→ INSTRUCTIONS TO FOLLOW
Copy down all of the data underneath, exactly as shown.

→ RECORDS
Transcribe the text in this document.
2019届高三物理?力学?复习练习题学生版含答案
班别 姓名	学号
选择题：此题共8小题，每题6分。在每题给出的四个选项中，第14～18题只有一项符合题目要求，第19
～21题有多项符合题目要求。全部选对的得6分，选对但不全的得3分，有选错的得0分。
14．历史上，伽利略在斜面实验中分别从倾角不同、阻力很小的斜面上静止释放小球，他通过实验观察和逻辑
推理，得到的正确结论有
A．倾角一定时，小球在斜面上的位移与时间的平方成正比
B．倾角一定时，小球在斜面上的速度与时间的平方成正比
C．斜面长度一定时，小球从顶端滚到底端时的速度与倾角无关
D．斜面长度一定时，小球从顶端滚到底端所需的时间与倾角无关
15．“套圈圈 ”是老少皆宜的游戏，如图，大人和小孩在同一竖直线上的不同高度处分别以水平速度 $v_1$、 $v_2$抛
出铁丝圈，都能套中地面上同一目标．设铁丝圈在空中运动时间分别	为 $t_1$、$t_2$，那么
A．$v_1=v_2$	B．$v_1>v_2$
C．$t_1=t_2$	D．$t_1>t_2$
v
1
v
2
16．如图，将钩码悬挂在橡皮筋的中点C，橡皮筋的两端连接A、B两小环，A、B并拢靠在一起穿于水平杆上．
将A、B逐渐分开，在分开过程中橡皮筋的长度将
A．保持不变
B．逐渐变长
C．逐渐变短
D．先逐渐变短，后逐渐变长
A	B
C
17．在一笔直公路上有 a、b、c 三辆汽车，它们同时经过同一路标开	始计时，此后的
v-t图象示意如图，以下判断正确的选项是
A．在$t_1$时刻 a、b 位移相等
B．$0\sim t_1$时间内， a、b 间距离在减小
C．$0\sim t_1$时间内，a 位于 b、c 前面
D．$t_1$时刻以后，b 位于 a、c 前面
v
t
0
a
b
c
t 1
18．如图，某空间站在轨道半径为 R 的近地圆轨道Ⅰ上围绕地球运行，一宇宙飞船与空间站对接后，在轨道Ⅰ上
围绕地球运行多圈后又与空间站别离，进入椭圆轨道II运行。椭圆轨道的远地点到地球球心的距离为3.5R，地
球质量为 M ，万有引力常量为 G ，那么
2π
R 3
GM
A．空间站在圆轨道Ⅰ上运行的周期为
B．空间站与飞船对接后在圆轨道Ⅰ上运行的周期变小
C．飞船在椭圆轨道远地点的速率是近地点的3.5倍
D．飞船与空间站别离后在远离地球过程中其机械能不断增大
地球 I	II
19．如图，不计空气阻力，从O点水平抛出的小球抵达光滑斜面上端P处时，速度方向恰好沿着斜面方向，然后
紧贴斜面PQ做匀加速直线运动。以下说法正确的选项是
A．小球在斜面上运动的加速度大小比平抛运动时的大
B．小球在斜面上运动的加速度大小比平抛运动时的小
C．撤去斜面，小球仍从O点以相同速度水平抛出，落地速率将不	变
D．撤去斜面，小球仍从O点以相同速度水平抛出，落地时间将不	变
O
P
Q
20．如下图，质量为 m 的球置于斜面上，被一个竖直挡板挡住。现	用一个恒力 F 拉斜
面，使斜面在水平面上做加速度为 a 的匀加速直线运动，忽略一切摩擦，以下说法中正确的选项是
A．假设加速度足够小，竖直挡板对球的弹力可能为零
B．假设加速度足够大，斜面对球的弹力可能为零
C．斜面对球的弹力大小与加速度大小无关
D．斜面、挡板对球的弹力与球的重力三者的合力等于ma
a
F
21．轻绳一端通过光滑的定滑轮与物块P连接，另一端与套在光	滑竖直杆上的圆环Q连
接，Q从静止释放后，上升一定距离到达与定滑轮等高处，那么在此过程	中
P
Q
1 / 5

→ SOLVED EXERCISE
Transcribe the text in this document.
2019届高三物理?力学?复习练习题学生版含答案
班别 姓名	学号
选择题：此题共8小题，每题6分。在每题给出的四个选项中，第14～18题只有一项符合题目要求，第19
～21题有多项符合题目要求。全部选对的得6分，选对但不全的得3分，有选错的得0分。
14．历史上，伽利略在斜面实验中分别从倾角不同、阻力很小的斜面上静止释放小球，他通过实验观察和逻辑
推理，得到的正确结论有
A．倾角一定时，小球在斜面上的位移与时间的平方成正比
B．倾角一定时，小球在斜面上的速度与时间的平方成正比
C．斜面长度一定时，小球从顶端滚到底端时的速度与倾角无关
D．斜面长度一定时，小球从顶端滚到底端所需的时间与倾角无关
15．“套圈圈 ”是老少皆宜的游戏，如图，大人和小孩在同一竖直线上的不同高度处分别以水平速度 $v_1$、 $v_2$抛
出铁丝圈，都能套中地面上同一目标．设铁丝圈在空中运动时间分别	为 $t_1$、$t_2$，那么
A．$v_1=v_2$	B．$v_1>v_2$
C．$t_1=t_2$	D．$t_1>t_2$
v
1
v
2
16．如图，将钩码悬挂在橡皮筋的中点C，橡皮筋的两端连接A、B两小环，A、B并拢靠在一起穿于水平杆上．
将A、B逐渐分开，在分开过程中橡皮筋的长度将
A．保持不变
B．逐渐变长
C．逐渐变短
D．先逐渐变短，后逐渐变长
A	B
C
17．在一笔直公路上有 a、b、c 三辆汽车，它们同时经过同一路标开	始计时，此后的
v-t图象示意如图，以下判断正确的选项是
A．在$t_1$时刻 a、b 位移相等
B．$0\sim t_1$时间内， a、b 间距离在减小
C．$0\sim t_1$时间内，a 位于 b、c 前面
D．$t_1$时刻以后，b 位于 a、c 前面
v
t
0
a
b
c
t 1
18．如图，某空间站在轨道半径为 R 的近地圆轨道Ⅰ上围绕地球运行，一宇宙飞船与空间站对接后，在轨道Ⅰ上
围绕地球运行多圈后又与空间站别离，进入椭圆轨道II运行。椭圆轨道的远地点到地球球心的距离为3.5R，地
球质量为 M ，万有引力常量为 G ，那么
2π
R 3
GM
A．空间站在圆轨道Ⅰ上运行的周期为
B．空间站与飞船对接后在圆轨道Ⅰ上运行的周期变小
C．飞船在椭圆轨道远地点的速率是近地点的3.5倍
D．飞船与空间站别离后在远离地球过程中其机械能不断增大
地球 I	II
19．如图，不计空气阻力，从O点水平抛出的小球抵达光滑斜面上端P处时，速度方向恰好沿着斜面方向，然后
紧贴斜面PQ做匀加速直线运动。以下说法正确的选项是
A．小球在斜面上运动的加速度大小比平抛运动时的大
B．小球在斜面上运动的加速度大小比平抛运动时的小
C．撤去斜面，小球仍从O点以相同速度水平抛出，落地速率将不	变
D．撤去斜面，小球仍从O点以相同速度水平抛出，落地时间将不	变
O
P
Q
20．如下图，质量为 m 的球置于斜面上，被一个竖直挡板挡住。现	用一个恒力 F 拉斜
面，使斜面在水平面上做加速度为 a 的匀加速直线运动，忽略一切摩擦，以下说法中正确的选项是
A．假设加速度足够小，竖直挡板对球的弹力可能为零
B．假设加速度足够大，斜面对球的弹力可能为零
C．斜面对球的弹力大小与加速度大小无关
D．斜面、挡板对球的弹力与球的重力三者的合力等于ma
a
F
21．轻绳一端通过光滑的定滑轮与物块P连接，另一端与套在光	滑竖直杆上的圆环Q连
接，Q从静止释放后，上升一定距离到达与定滑轮等高处，那么在此过程	中
P
Q
1 / 5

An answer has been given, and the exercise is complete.